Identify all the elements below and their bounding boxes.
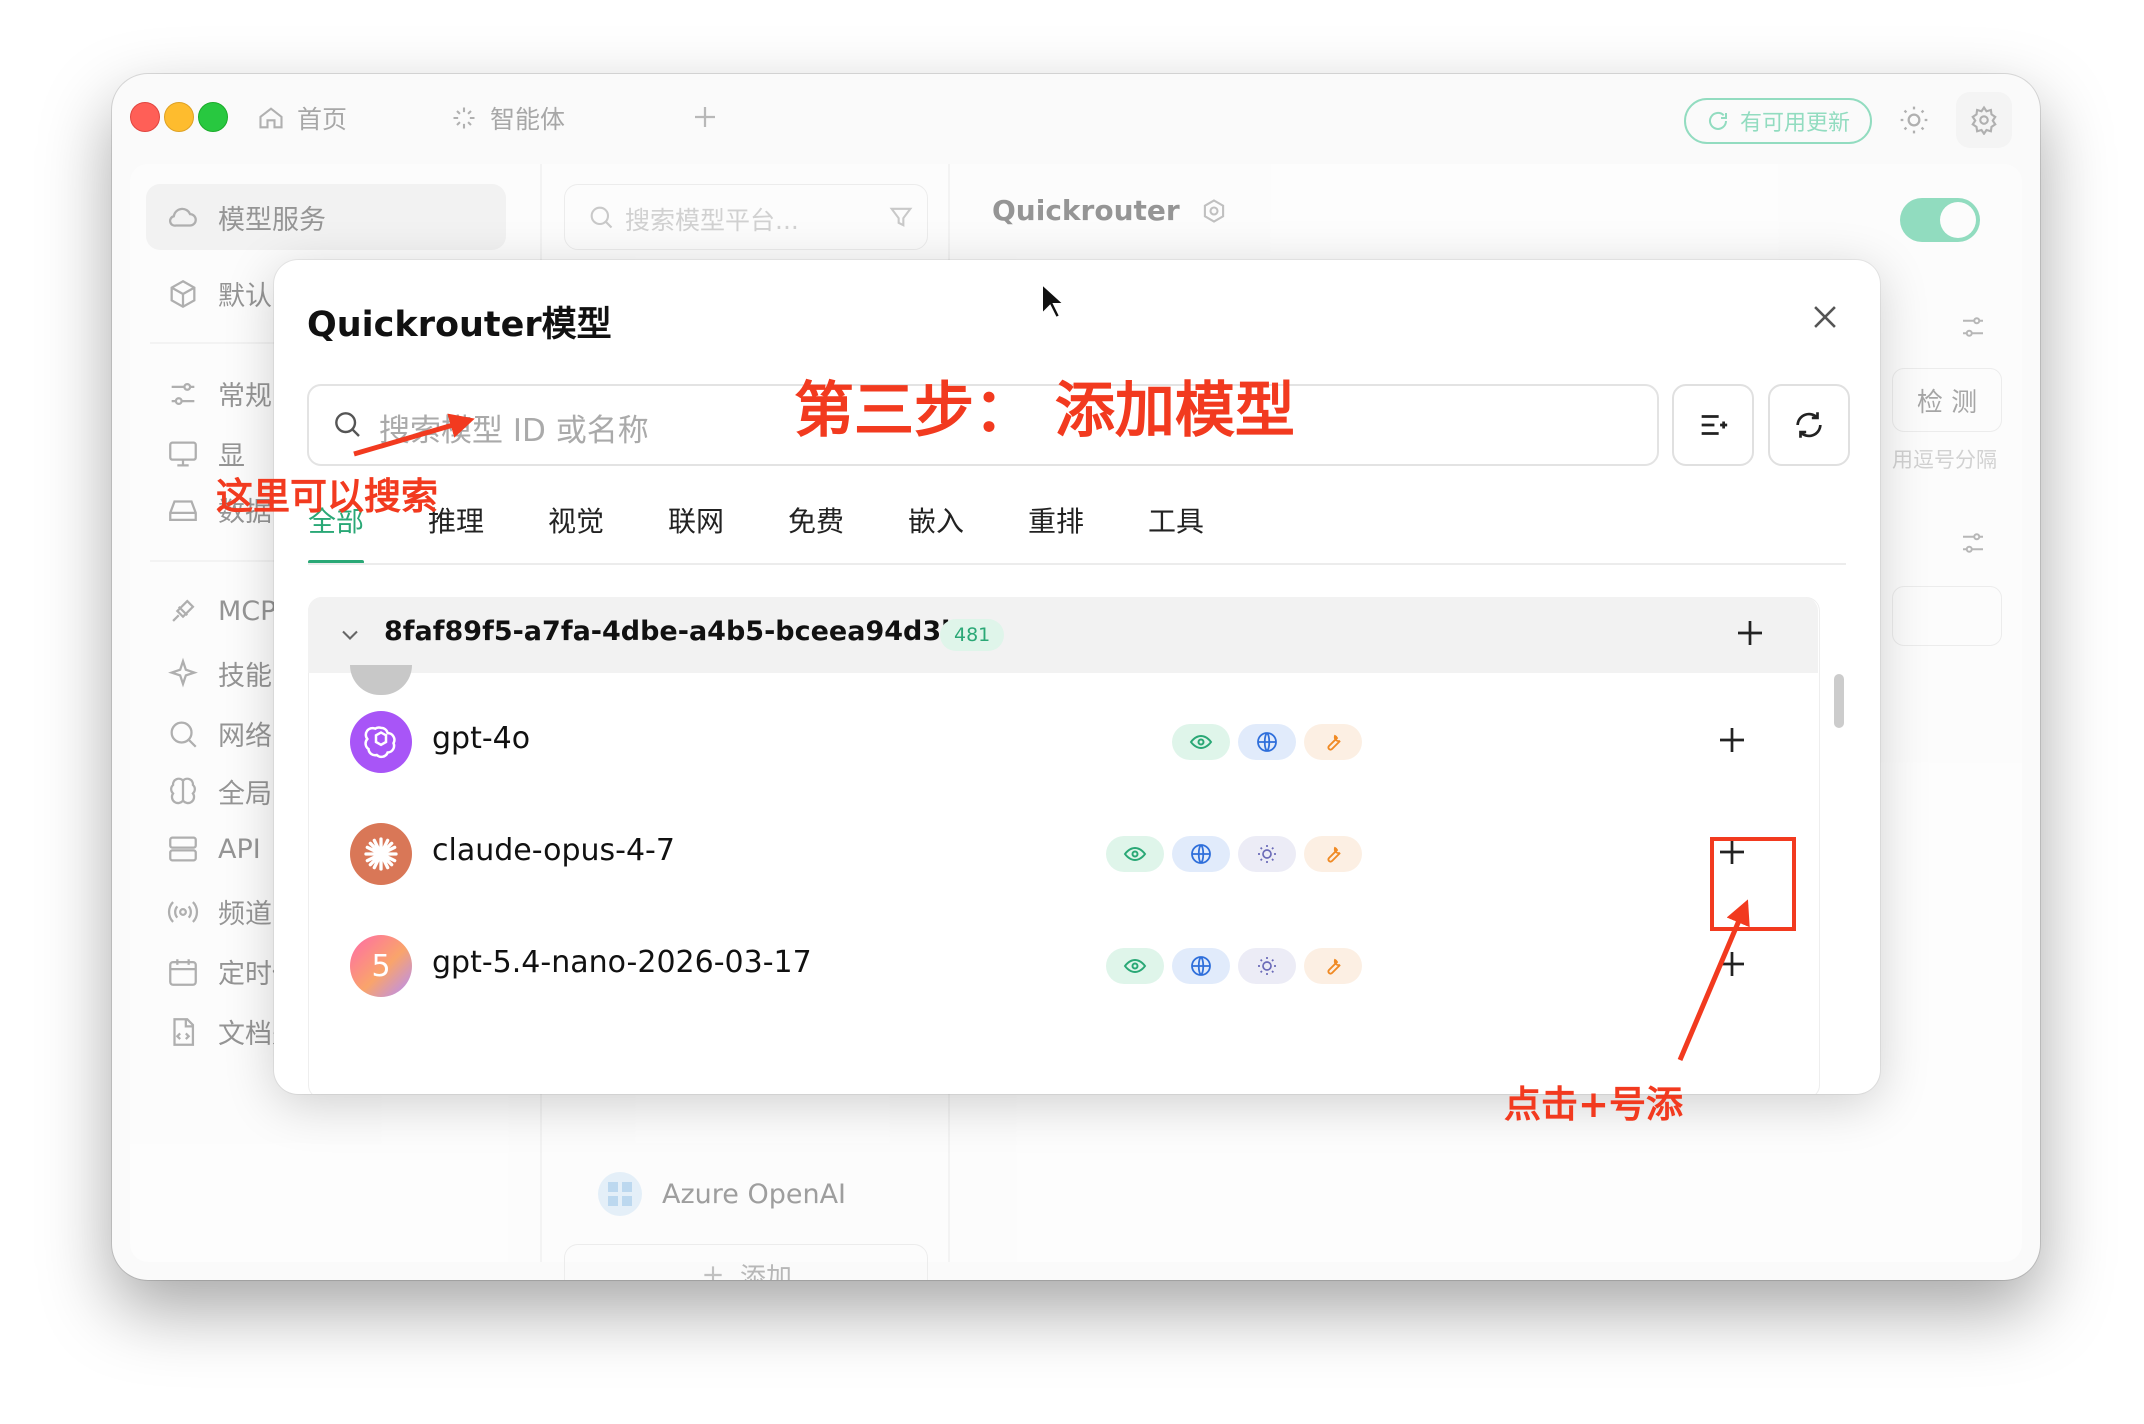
highlight-box: [1710, 837, 1796, 931]
annotation-arrows: [353, 413, 1796, 1061]
mouse-cursor-icon: [1041, 282, 1066, 320]
search-arrow: [353, 413, 475, 457]
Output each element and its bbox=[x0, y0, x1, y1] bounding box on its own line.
◇ ◇ ◇ ◇ ◇ ◇ ◇
▶ OBJECTIVE: Can you recast every line of the entries above as a numbered list, skipping blank lines and leaving the pictures out?

▶ SOLUTION FOR THIS PROBLEM:
1. Identify all the elements below and their bounding boxes.
2. highlight-box: [1710, 837, 1796, 931]
3. annotation-arrows: [353, 413, 1796, 1061]
4. mouse-cursor-icon: [1041, 282, 1066, 320]
5. search-arrow: [353, 413, 475, 457]
6. Output each element and its bbox=[x0, y0, x1, y1] bounding box on its own line.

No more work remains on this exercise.